■ REQUEST
Set down each line of the data below exactly as it stands, dropping the pictures.

■ THE INPUT

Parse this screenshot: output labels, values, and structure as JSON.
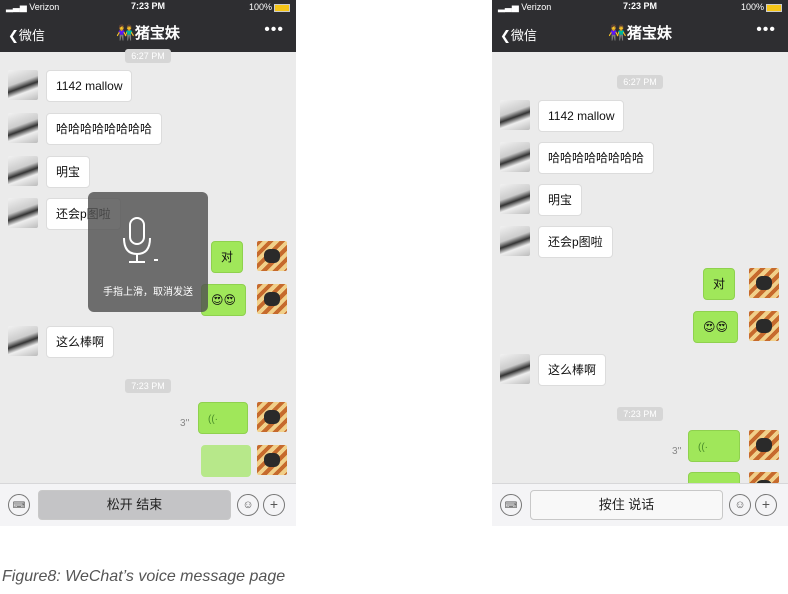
{
  "status": {
    "carrier": "Verizon",
    "time": "7:23 PM",
    "battery": "100%"
  },
  "nav": {
    "back_label": "微信",
    "title": "猪宝妹",
    "more_label": "•••"
  },
  "messages": [
    {
      "side": "in",
      "text": "1142 mallow"
    },
    {
      "side": "in",
      "text": "哈哈哈哈哈哈哈哈"
    },
    {
      "side": "in",
      "text": "明宝"
    },
    {
      "side": "in",
      "text": "还会p图啦"
    },
    {
      "side": "out",
      "text": "对"
    },
    {
      "side": "out",
      "text": "😍😍"
    },
    {
      "side": "in",
      "text": "这么棒啊"
    },
    {
      "side": "out",
      "voice_length": "3''"
    }
  ],
  "timestamps": {
    "first": "6:27 PM",
    "second": "7:23 PM"
  },
  "left_phone": {
    "hold_label": "松开 结束",
    "recording_hint": "手指上滑，取消发送"
  },
  "right_phone": {
    "hold_label": "按住 说话"
  },
  "caption": "Figure8: WeChat’s voice message page"
}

■ SOLUTION
Parse this screenshot: output labels, values, and structure as JSON.
{
  "status": {
    "carrier": "Verizon",
    "time": "7:23 PM",
    "battery": "100%"
  },
  "nav": {
    "back_label": "微信",
    "title": "猪宝妹",
    "more_label": "•••"
  },
  "messages": [
    {
      "side": "in",
      "text": "1142 mallow"
    },
    {
      "side": "in",
      "text": "哈哈哈哈哈哈哈哈"
    },
    {
      "side": "in",
      "text": "明宝"
    },
    {
      "side": "in",
      "text": "还会p图啦"
    },
    {
      "side": "out",
      "text": "对"
    },
    {
      "side": "out",
      "text": "😍😍"
    },
    {
      "side": "in",
      "text": "这么棒啊"
    },
    {
      "side": "out",
      "voice_length": "3''"
    }
  ],
  "timestamps": {
    "first": "6:27 PM",
    "second": "7:23 PM"
  },
  "left_phone": {
    "hold_label": "松开 结束",
    "recording_hint": "手指上滑，取消发送"
  },
  "right_phone": {
    "hold_label": "按住 说话"
  },
  "caption": "Figure8: WeChat’s voice message page"
}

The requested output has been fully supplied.